## Task requirements
Copy out all the entries word for word.

Saved entries:
▬▬▬▬▬▬▬▬▬▬

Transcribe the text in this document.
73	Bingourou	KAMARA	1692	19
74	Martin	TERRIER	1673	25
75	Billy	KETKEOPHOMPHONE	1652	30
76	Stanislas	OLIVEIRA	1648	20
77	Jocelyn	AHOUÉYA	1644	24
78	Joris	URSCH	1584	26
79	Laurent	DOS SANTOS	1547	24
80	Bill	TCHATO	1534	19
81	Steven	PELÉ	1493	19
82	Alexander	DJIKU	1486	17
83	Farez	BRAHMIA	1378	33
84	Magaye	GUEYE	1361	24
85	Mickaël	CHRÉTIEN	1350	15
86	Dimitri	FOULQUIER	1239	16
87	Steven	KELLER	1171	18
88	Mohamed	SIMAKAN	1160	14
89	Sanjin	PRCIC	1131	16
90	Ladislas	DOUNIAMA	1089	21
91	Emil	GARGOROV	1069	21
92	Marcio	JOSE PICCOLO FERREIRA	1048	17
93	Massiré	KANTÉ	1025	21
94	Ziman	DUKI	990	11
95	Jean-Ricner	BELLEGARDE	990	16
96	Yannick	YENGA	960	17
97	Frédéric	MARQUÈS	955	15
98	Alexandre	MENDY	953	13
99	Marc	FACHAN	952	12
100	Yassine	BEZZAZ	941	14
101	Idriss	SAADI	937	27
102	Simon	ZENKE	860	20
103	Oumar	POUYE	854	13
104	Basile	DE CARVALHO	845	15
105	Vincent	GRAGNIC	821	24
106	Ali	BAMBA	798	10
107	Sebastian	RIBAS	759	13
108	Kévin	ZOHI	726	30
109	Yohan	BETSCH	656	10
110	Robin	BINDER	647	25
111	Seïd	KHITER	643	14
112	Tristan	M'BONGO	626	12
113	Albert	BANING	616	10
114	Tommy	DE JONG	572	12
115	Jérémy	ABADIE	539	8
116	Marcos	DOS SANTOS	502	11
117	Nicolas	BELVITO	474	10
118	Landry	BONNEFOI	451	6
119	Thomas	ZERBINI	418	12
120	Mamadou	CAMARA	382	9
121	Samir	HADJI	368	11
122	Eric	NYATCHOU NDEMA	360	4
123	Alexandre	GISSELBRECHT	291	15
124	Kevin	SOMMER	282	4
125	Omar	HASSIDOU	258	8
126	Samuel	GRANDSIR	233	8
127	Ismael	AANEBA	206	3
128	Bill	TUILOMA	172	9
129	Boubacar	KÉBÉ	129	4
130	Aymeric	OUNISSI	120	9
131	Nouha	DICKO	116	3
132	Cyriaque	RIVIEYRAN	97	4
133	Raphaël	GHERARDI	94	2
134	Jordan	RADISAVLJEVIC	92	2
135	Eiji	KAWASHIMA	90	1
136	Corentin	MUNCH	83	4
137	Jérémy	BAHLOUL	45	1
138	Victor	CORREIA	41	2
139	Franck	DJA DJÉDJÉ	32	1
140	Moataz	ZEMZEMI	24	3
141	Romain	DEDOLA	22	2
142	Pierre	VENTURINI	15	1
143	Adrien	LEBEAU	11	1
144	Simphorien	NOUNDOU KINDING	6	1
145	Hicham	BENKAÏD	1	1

▬▬▬▬▬▬▬▬▬▬

## Answer to the problem
Transcribe the text in this document.
73	Bingourou	KAMARA	1692	19
74	Martin	TERRIER	1673	25
75	Billy	KETKEOPHOMPHONE	1652	30
76	Stanislas	OLIVEIRA	1648	20
77	Jocelyn	AHOUÉYA	1644	24
78	Joris	URSCH	1584	26
79	Laurent	DOS SANTOS	1547	24
80	Bill	TCHATO	1534	19
81	Steven	PELÉ	1493	19
82	Alexander	DJIKU	1486	17
83	Farez	BRAHMIA	1378	33
84	Magaye	GUEYE	1361	24
85	Mickaël	CHRÉTIEN	1350	15
86	Dimitri	FOULQUIER	1239	16
87	Steven	KELLER	1171	18
88	Mohamed	SIMAKAN	1160	14
89	Sanjin	PRCIC	1131	16
90	Ladislas	DOUNIAMA	1089	21
91	Emil	GARGOROV	1069	21
92	Marcio	JOSE PICCOLO FERREIRA	1048	17
93	Massiré	KANTÉ	1025	21
94	Ziman	DUKI	990	11
95	Jean-Ricner	BELLEGARDE	990	16
96	Yannick	YENGA	960	17
97	Frédéric	MARQUÈS	955	15
98	Alexandre	MENDY	953	13
99	Marc	FACHAN	952	12
100	Yassine	BEZZAZ	941	14
101	Idriss	SAADI	937	27
102	Simon	ZENKE	860	20
103	Oumar	POUYE	854	13
104	Basile	DE CARVALHO	845	15
105	Vincent	GRAGNIC	821	24
106	Ali	BAMBA	798	10
107	Sebastian	RIBAS	759	13
108	Kévin	ZOHI	726	30
109	Yohan	BETSCH	656	10
110	Robin	BINDER	647	25
111	Seïd	KHITER	643	14
112	Tristan	M'BONGO	626	12
113	Albert	BANING	616	10
114	Tommy	DE JONG	572	12
115	Jérémy	ABADIE	539	8
116	Marcos	DOS SANTOS	502	11
117	Nicolas	BELVITO	474	10
118	Landry	BONNEFOI	451	6
119	Thomas	ZERBINI	418	12
120	Mamadou	CAMARA	382	9
121	Samir	HADJI	368	11
122	Eric	NYATCHOU NDEMA	360	4
123	Alexandre	GISSELBRECHT	291	15
124	Kevin	SOMMER	282	4
125	Omar	HASSIDOU	258	8
126	Samuel	GRANDSIR	233	8
127	Ismael	AANEBA	206	3
128	Bill	TUILOMA	172	9
129	Boubacar	KÉBÉ	129	4
130	Aymeric	OUNISSI	120	9
131	Nouha	DICKO	116	3
132	Cyriaque	RIVIEYRAN	97	4
133	Raphaël	GHERARDI	94	2
134	Jordan	RADISAVLJEVIC	92	2
135	Eiji	KAWASHIMA	90	1
136	Corentin	MUNCH	83	4
137	Jérémy	BAHLOUL	45	1
138	Victor	CORREIA	41	2
139	Franck	DJA DJÉDJÉ	32	1
140	Moataz	ZEMZEMI	24	3
141	Romain	DEDOLA	22	2
142	Pierre	VENTURINI	15	1
143	Adrien	LEBEAU	11	1
144	Simphorien	NOUNDOU KINDING	6	1
145	Hicham	BENKAÏD	1	1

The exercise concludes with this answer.